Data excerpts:
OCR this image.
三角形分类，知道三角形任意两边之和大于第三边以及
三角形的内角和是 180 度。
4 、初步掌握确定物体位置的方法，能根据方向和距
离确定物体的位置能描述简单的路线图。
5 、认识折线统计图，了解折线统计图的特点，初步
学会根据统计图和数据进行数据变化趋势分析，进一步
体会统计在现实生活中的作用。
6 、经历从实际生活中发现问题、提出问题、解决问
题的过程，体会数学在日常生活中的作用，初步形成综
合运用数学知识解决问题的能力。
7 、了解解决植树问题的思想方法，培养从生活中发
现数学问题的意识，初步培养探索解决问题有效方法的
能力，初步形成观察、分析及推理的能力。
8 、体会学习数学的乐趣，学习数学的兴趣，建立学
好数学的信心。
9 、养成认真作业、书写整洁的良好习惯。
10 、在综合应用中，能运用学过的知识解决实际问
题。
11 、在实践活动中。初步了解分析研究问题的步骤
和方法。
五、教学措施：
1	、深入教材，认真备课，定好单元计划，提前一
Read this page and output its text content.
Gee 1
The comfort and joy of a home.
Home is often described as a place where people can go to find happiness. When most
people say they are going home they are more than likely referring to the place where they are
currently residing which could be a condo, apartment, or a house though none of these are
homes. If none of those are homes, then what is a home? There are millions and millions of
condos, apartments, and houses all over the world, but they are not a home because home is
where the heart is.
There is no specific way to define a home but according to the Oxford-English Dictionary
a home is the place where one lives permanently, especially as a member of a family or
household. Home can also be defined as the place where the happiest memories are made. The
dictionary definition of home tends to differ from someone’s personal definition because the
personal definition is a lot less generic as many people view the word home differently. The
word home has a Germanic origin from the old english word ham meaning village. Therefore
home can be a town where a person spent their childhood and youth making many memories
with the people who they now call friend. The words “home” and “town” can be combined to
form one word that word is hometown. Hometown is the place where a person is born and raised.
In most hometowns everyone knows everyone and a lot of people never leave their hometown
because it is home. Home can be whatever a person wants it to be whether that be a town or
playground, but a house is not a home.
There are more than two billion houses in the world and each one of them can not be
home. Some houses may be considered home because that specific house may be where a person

* _WHAT YOU SHOULD DO_
Produce an exact copy of the whole listing.

* _CORRECT RESPONSE_
OCR this image.
三角形分类，知道三角形任意两边之和大于第三边以及
三角形的内角和是 180 度。
4 、初步掌握确定物体位置的方法，能根据方向和距
离确定物体的位置能描述简单的路线图。
5 、认识折线统计图，了解折线统计图的特点，初步
学会根据统计图和数据进行数据变化趋势分析，进一步
体会统计在现实生活中的作用。
6 、经历从实际生活中发现问题、提出问题、解决问
题的过程，体会数学在日常生活中的作用，初步形成综
合运用数学知识解决问题的能力。
7 、了解解决植树问题的思想方法，培养从生活中发
现数学问题的意识，初步培养探索解决问题有效方法的
能力，初步形成观察、分析及推理的能力。
8 、体会学习数学的乐趣，学习数学的兴趣，建立学
好数学的信心。
9 、养成认真作业、书写整洁的良好习惯。
10 、在综合应用中，能运用学过的知识解决实际问
题。
11 、在实践活动中。初步了解分析研究问题的步骤
和方法。
五、教学措施：
1	、深入教材，认真备课，定好单元计划，提前一
Read this page and output its text content.
Gee 1
The comfort and joy of a home.
Home is often described as a place where people can go to find happiness. When most
people say they are going home they are more than likely referring to the place where they are
currently residing which could be a condo, apartment, or a house though none of these are
homes. If none of those are homes, then what is a home? There are millions and millions of
condos, apartments, and houses all over the world, but they are not a home because home is
where the heart is.
There is no specific way to define a home but according to the Oxford-English Dictionary
a home is the place where one lives permanently, especially as a member of a family or
household. Home can also be defined as the place where the happiest memories are made. The
dictionary definition of home tends to differ from someone’s personal definition because the
personal definition is a lot less generic as many people view the word home differently. The
word home has a Germanic origin from the old english word ham meaning village. Therefore
home can be a town where a person spent their childhood and youth making many memories
with the people who they now call friend. The words “home” and “town” can be combined to
form one word that word is hometown. Hometown is the place where a person is born and raised.
In most hometowns everyone knows everyone and a lot of people never leave their hometown
because it is home. Home can be whatever a person wants it to be whether that be a town or
playground, but a house is not a home.
There are more than two billion houses in the world and each one of them can not be
home. Some houses may be considered home because that specific house may be where a person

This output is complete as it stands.